■ **OBJECTIVE**: Which lines contain the string "homme"? Please list every one of them.

■ **EXTRACTED DATA**:
:::
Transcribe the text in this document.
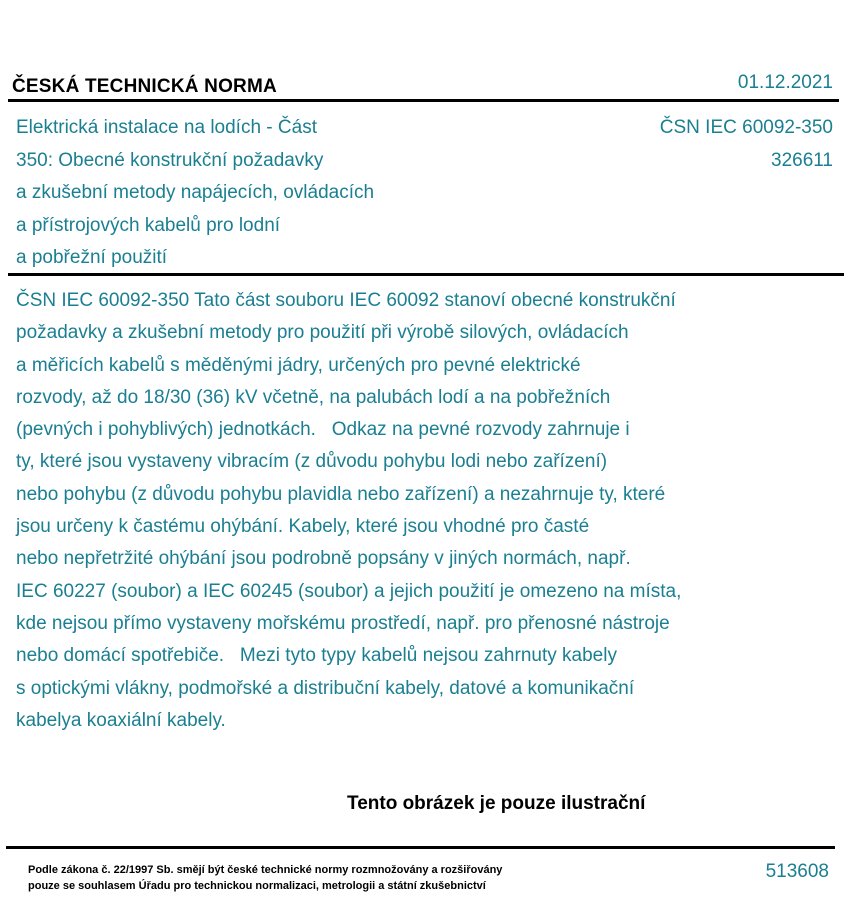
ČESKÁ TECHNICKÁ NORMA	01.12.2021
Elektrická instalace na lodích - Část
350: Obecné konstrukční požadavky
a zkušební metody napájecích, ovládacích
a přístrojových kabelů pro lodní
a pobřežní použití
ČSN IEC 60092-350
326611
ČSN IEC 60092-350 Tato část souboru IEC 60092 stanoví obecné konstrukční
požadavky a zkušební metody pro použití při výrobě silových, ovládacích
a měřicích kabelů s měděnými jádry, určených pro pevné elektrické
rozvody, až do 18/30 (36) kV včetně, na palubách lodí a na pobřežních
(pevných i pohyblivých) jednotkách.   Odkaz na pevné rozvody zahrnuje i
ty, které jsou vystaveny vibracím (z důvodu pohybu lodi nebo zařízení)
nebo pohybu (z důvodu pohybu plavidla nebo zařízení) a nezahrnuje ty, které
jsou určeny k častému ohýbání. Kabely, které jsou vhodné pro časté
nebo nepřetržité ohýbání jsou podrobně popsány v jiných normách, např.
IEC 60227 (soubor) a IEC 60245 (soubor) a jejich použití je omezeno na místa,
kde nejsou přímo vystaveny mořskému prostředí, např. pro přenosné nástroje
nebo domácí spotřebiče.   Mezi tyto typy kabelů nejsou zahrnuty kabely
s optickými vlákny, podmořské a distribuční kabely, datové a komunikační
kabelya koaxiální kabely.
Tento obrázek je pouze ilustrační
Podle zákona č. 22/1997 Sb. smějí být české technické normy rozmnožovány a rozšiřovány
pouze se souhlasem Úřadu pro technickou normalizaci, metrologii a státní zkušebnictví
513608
:::
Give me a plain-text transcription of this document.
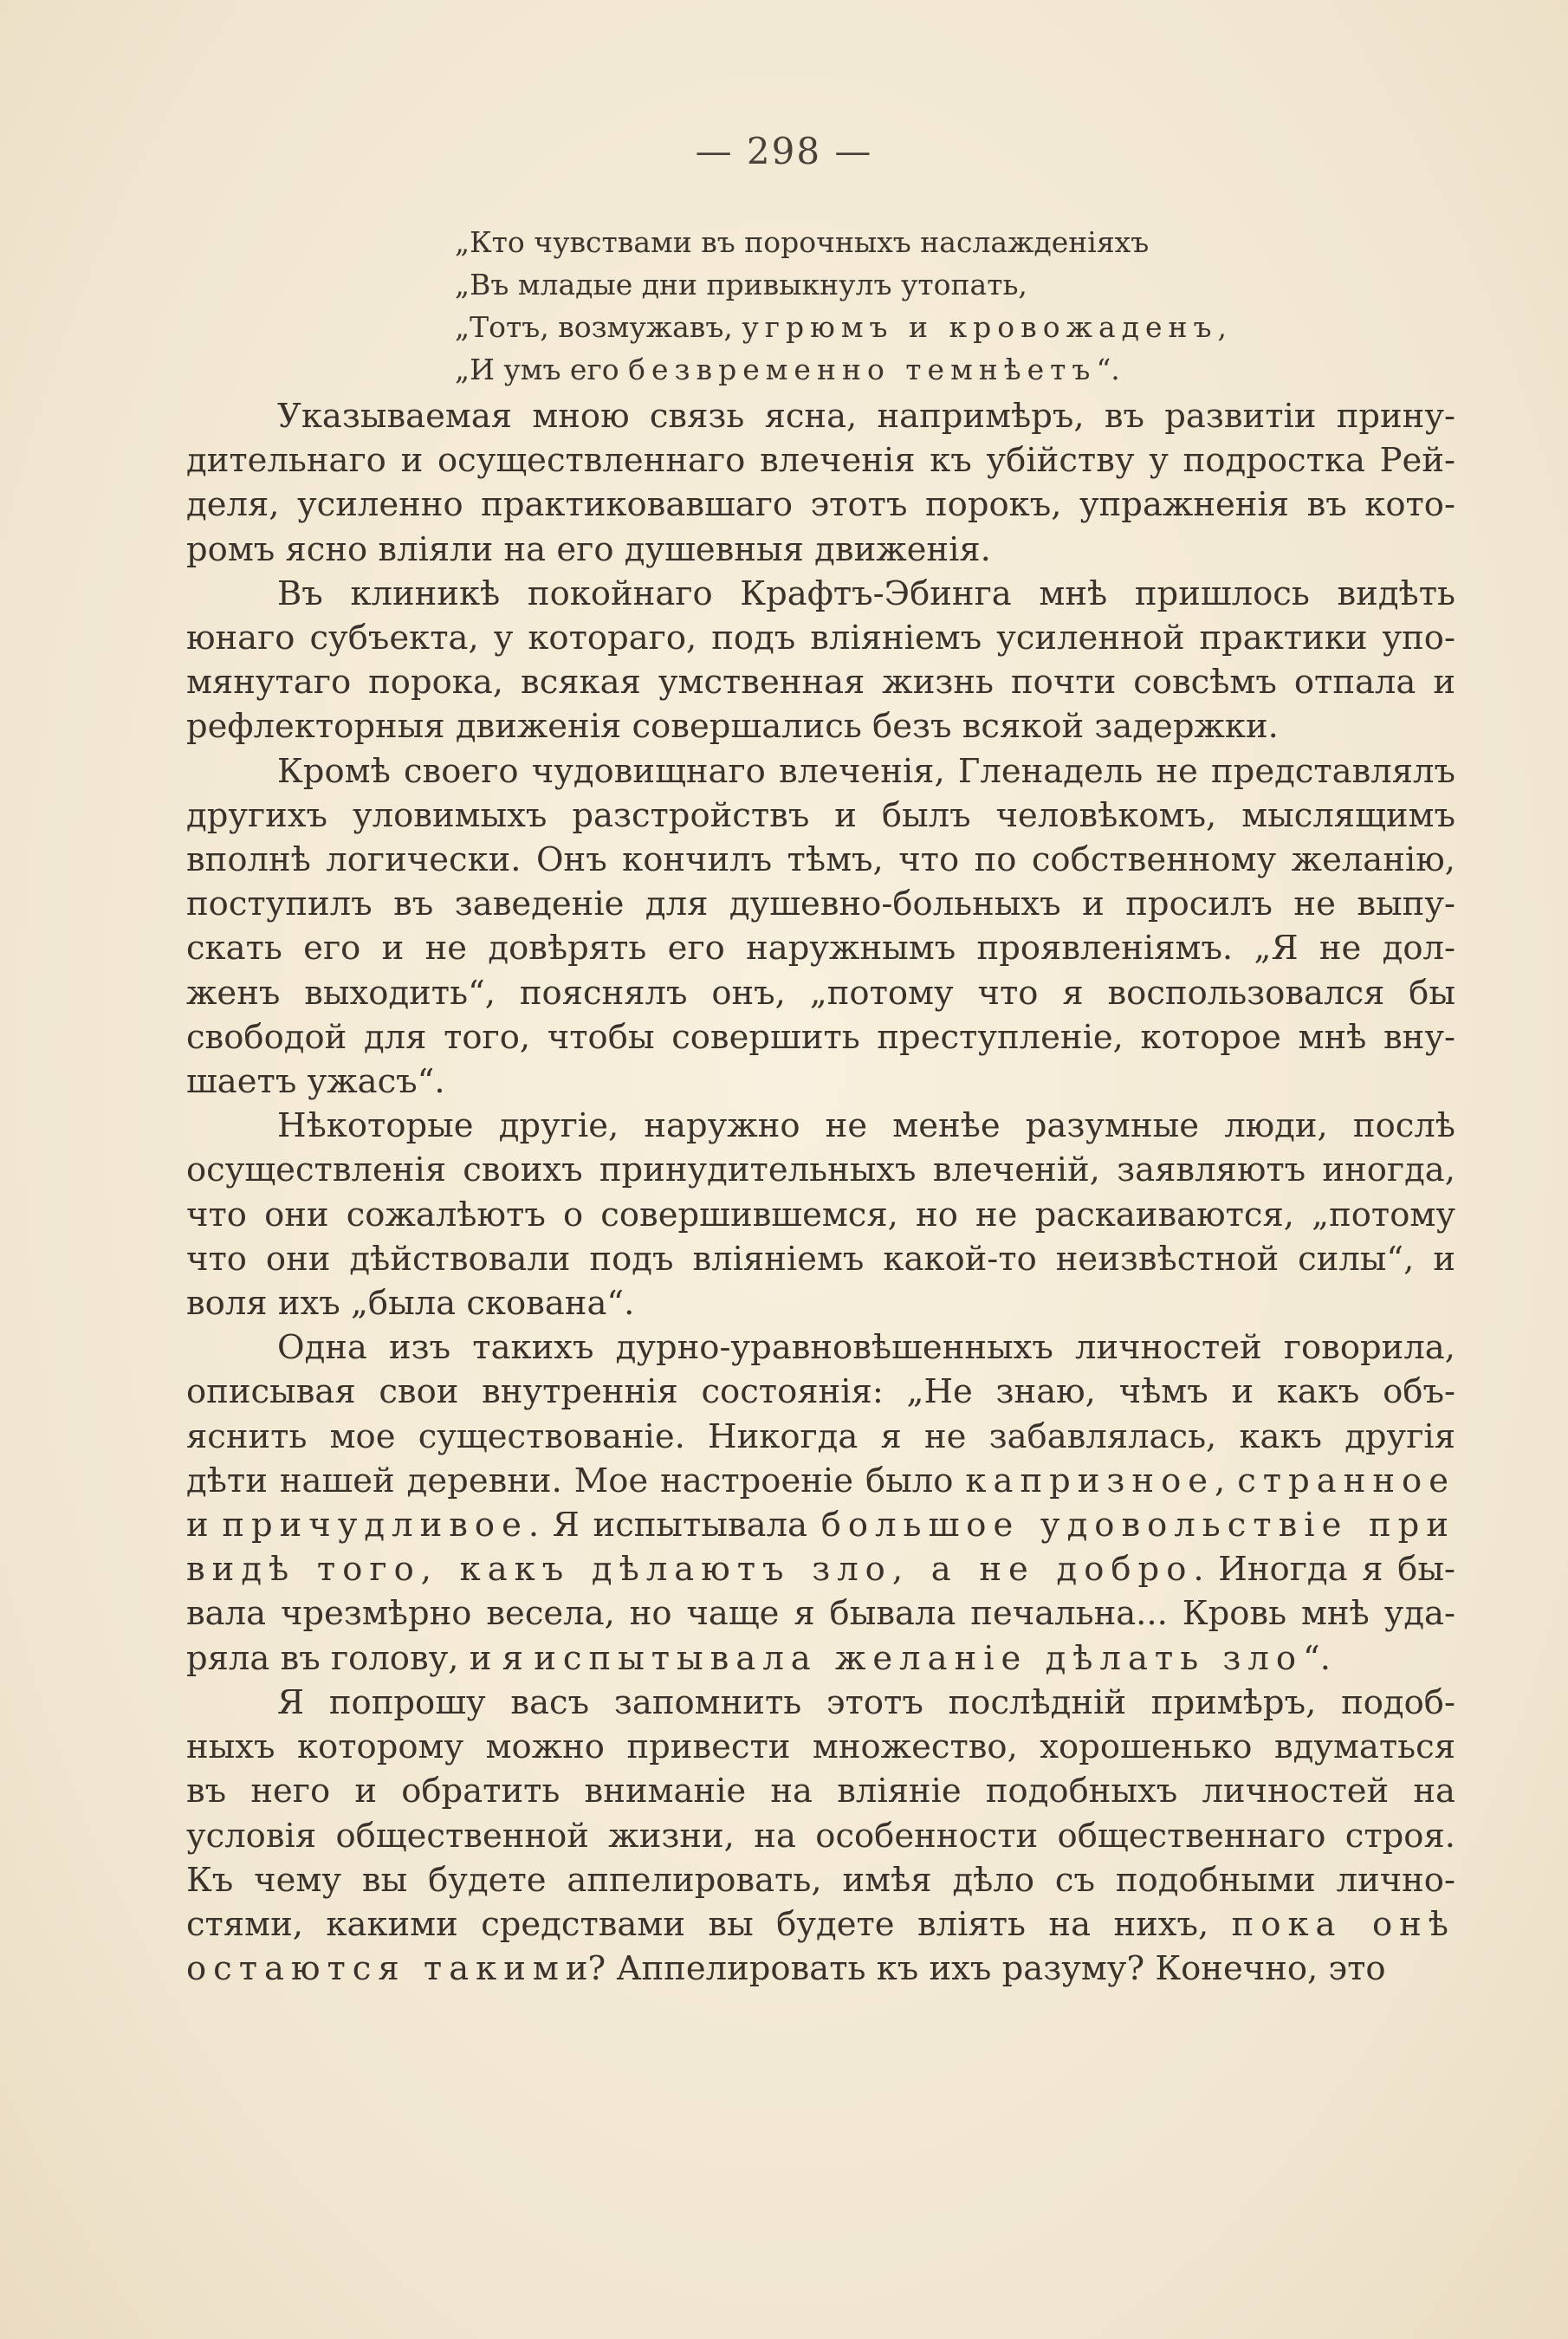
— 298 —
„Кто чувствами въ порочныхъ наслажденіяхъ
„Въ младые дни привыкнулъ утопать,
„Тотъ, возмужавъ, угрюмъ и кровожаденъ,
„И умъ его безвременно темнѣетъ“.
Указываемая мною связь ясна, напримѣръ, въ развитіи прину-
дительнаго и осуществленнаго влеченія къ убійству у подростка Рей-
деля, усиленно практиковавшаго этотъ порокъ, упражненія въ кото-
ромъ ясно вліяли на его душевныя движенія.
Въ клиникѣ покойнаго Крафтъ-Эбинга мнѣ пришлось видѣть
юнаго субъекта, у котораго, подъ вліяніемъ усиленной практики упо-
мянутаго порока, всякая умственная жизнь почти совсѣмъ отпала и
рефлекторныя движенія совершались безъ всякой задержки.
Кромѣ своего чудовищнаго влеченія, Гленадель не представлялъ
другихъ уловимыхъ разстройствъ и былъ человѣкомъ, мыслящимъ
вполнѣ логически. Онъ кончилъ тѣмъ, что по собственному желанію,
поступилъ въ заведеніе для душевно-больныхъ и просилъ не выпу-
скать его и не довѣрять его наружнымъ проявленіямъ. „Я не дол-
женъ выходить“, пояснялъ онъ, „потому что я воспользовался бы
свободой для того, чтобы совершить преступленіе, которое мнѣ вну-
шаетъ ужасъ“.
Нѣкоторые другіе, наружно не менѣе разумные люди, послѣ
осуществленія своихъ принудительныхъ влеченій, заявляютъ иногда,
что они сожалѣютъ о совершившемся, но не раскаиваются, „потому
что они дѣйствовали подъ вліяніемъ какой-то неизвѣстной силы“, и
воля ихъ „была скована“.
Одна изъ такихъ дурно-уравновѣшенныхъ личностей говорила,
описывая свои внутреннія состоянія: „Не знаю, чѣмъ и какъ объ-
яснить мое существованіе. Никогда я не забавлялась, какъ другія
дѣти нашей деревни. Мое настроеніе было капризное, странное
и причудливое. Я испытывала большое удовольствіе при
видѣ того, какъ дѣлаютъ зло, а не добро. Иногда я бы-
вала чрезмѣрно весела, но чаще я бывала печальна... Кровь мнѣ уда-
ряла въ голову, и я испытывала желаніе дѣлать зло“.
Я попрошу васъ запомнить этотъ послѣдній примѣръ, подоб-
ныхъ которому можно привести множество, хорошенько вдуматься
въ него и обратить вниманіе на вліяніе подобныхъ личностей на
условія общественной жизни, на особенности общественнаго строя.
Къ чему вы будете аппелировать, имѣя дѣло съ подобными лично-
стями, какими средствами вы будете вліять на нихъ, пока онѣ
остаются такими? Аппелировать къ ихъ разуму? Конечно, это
:::
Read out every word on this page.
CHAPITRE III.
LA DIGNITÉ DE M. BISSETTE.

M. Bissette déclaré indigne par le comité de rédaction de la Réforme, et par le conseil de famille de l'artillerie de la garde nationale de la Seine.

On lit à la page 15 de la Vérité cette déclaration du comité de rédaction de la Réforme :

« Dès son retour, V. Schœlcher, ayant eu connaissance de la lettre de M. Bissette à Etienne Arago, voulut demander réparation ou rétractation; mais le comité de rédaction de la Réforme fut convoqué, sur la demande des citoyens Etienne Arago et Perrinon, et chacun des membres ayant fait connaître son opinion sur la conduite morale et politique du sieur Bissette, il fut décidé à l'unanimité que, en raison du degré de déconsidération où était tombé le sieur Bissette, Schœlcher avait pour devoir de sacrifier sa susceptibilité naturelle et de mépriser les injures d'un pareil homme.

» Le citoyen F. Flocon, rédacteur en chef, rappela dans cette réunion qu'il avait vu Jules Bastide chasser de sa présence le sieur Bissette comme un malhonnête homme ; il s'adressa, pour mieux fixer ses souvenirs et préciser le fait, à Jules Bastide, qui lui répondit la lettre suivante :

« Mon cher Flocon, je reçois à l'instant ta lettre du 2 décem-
:::
■ **FINAL RESULT**:
« Dès son retour, V. Schœlcher, ayant eu connaissance de la lettre de M. Bissette à Etienne Arago, voulut demander réparation ou rétractation; mais le comité de rédaction de la Réforme fut convoqué, sur la demande des citoyens Etienne Arago et Perrinon, et chacun des membres ayant fait connaître son opinion sur la conduite morale et politique du sieur Bissette, il fut décidé à l'unanimité que, en raison du degré de déconsidération où était tombé le sieur Bissette, Schœlcher avait pour devoir de sacrifier sa susceptibilité naturelle et de mépriser les injures d'un pareil homme.
» Le citoyen F. Flocon, rédacteur en chef, rappela dans cette réunion qu'il avait vu Jules Bastide chasser de sa présence le sieur Bissette comme un malhonnête homme ; il s'adressa, pour mieux fixer ses souvenirs et préciser le fait, à Jules Bastide, qui lui répondit la lettre suivante :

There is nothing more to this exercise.